Extracted data entries:
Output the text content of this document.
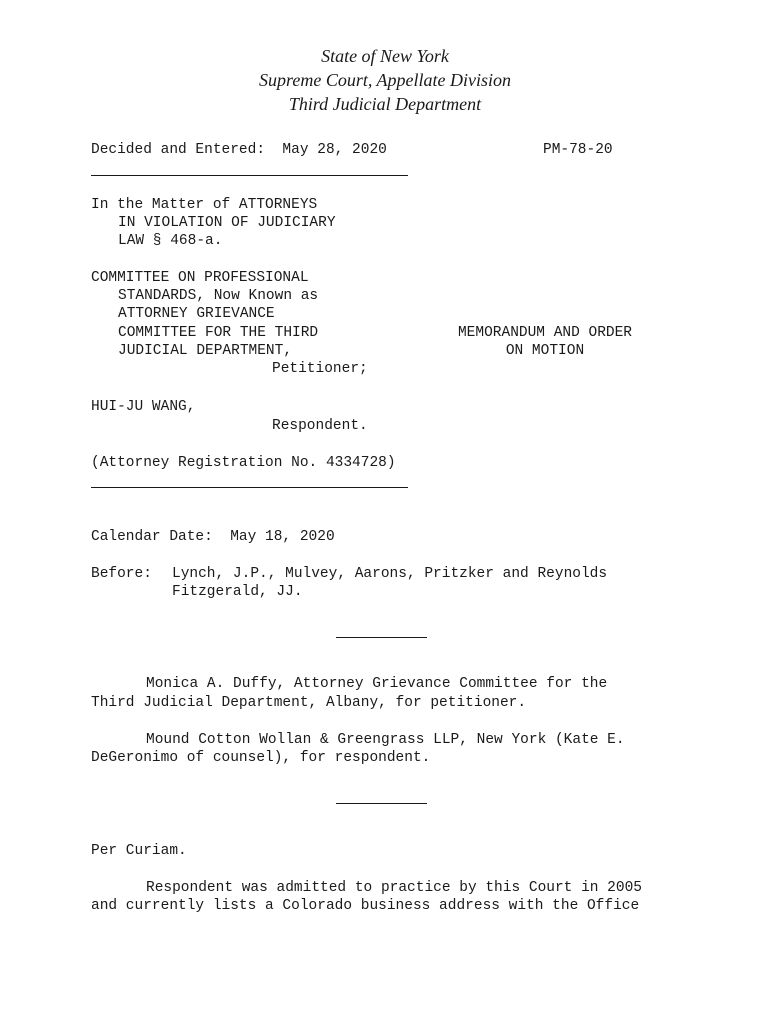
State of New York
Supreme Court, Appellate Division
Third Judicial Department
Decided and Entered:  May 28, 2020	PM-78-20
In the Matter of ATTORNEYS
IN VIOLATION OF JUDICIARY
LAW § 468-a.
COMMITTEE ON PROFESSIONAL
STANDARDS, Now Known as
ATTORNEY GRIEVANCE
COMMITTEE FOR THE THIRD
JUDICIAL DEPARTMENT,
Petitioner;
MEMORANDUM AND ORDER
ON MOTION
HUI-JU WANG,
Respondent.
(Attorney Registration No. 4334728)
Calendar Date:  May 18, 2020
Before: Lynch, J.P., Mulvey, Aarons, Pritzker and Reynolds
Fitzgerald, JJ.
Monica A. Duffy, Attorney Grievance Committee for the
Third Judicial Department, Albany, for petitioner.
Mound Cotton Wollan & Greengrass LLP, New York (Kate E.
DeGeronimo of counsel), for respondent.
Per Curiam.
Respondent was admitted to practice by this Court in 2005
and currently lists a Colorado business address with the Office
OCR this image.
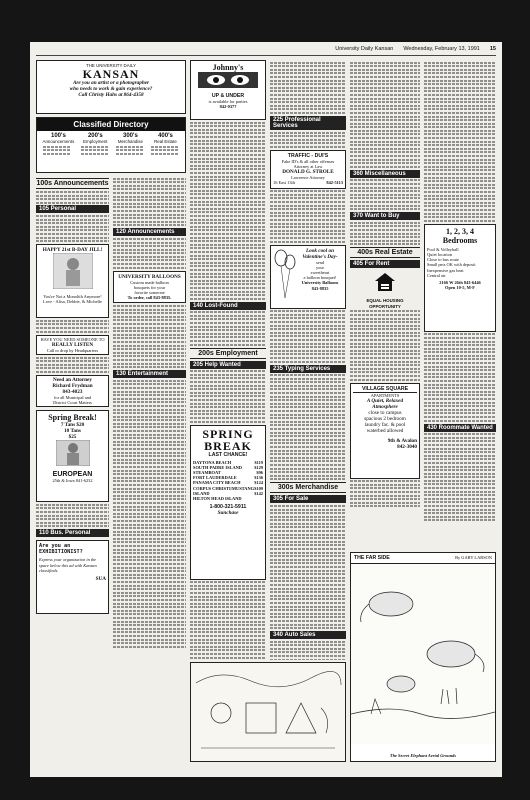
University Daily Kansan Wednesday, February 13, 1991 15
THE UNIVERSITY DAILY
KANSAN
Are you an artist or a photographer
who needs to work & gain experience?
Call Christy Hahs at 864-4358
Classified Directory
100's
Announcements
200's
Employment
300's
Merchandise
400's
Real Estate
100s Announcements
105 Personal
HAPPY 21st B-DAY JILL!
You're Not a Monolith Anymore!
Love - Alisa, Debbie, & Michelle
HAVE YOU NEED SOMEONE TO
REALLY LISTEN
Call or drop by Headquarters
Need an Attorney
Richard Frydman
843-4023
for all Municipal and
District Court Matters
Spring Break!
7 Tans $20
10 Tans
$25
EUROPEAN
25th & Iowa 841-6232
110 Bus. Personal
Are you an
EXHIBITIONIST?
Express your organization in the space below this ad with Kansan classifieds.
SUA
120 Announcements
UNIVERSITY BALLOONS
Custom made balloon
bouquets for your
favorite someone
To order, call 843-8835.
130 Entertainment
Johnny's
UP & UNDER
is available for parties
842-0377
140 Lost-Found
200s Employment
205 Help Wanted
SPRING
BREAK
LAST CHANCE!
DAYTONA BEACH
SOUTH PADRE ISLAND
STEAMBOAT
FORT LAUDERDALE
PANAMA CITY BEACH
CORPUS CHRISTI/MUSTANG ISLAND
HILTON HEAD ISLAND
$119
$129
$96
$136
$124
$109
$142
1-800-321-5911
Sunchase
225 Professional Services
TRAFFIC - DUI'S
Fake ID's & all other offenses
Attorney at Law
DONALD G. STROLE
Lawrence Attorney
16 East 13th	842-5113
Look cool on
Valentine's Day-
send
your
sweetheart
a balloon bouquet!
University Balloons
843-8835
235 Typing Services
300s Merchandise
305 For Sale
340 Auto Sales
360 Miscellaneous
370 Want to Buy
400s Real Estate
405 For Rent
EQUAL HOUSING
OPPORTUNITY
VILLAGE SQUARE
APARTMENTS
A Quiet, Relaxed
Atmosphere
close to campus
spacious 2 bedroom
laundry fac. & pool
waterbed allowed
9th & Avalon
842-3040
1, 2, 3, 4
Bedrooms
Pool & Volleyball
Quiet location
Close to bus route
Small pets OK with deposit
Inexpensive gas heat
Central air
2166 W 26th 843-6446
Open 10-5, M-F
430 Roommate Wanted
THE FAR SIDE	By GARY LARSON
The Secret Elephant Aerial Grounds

*SET TASK*: Write every entry out again exactly, dropping the pictures.

*CORRECT RESULT*:
Output the text content of this document.
State of New York
Supreme Court, Appellate Division
Third Judicial Department
Decided and Entered:  May 28, 2020	PM-78-20
In the Matter of ATTORNEYS
IN VIOLATION OF JUDICIARY
LAW § 468-a.
COMMITTEE ON PROFESSIONAL
STANDARDS, Now Known as
ATTORNEY GRIEVANCE
COMMITTEE FOR THE THIRD
JUDICIAL DEPARTMENT,
Petitioner;
MEMORANDUM AND ORDER
ON MOTION
HUI-JU WANG,
Respondent.
(Attorney Registration No. 4334728)
Calendar Date:  May 18, 2020
Before: Lynch, J.P., Mulvey, Aarons, Pritzker and Reynolds
Fitzgerald, JJ.
Monica A. Duffy, Attorney Grievance Committee for the
Third Judicial Department, Albany, for petitioner.
Mound Cotton Wollan & Greengrass LLP, New York (Kate E.
DeGeronimo of counsel), for respondent.
Per Curiam.
Respondent was admitted to practice by this Court in 2005
and currently lists a Colorado business address with the Office
OCR this image.
University Daily Kansan Wednesday, February 13, 1991 15
THE UNIVERSITY DAILY
KANSAN
Are you an artist or a photographer
who needs to work & gain experience?
Call Christy Hahs at 864-4358
Classified Directory
100's
Announcements
200's
Employment
300's
Merchandise
400's
Real Estate
100s Announcements
105 Personal
HAPPY 21st B-DAY JILL!
You're Not a Monolith Anymore!
Love - Alisa, Debbie, & Michelle
HAVE YOU NEED SOMEONE TO
REALLY LISTEN
Call or drop by Headquarters
Need an Attorney
Richard Frydman
843-4023
for all Municipal and
District Court Matters
Spring Break!
7 Tans $20
10 Tans
$25
EUROPEAN
25th & Iowa 841-6232
110 Bus. Personal
Are you an
EXHIBITIONIST?
Express your organization in the space below this ad with Kansan classifieds.
SUA
120 Announcements
UNIVERSITY BALLOONS
Custom made balloon
bouquets for your
favorite someone
To order, call 843-8835.
130 Entertainment
Johnny's
UP & UNDER
is available for parties
842-0377
140 Lost-Found
200s Employment
205 Help Wanted
SPRING
BREAK
LAST CHANCE!
DAYTONA BEACH
SOUTH PADRE ISLAND
STEAMBOAT
FORT LAUDERDALE
PANAMA CITY BEACH
CORPUS CHRISTI/MUSTANG ISLAND
HILTON HEAD ISLAND
$119
$129
$96
$136
$124
$109
$142
1-800-321-5911
Sunchase
225 Professional Services
TRAFFIC - DUI'S
Fake ID's & all other offenses
Attorney at Law
DONALD G. STROLE
Lawrence Attorney
16 East 13th	842-5113
Look cool on
Valentine's Day-
send
your
sweetheart
a balloon bouquet!
University Balloons
843-8835
235 Typing Services
300s Merchandise
305 For Sale
340 Auto Sales
360 Miscellaneous
370 Want to Buy
400s Real Estate
405 For Rent
EQUAL HOUSING
OPPORTUNITY
VILLAGE SQUARE
APARTMENTS
A Quiet, Relaxed
Atmosphere
close to campus
spacious 2 bedroom
laundry fac. & pool
waterbed allowed
9th & Avalon
842-3040
1, 2, 3, 4
Bedrooms
Pool & Volleyball
Quiet location
Close to bus route
Small pets OK with deposit
Inexpensive gas heat
Central air
2166 W 26th 843-6446
Open 10-5, M-F
430 Roommate Wanted
THE FAR SIDE	By GARY LARSON
The Secret Elephant Aerial Grounds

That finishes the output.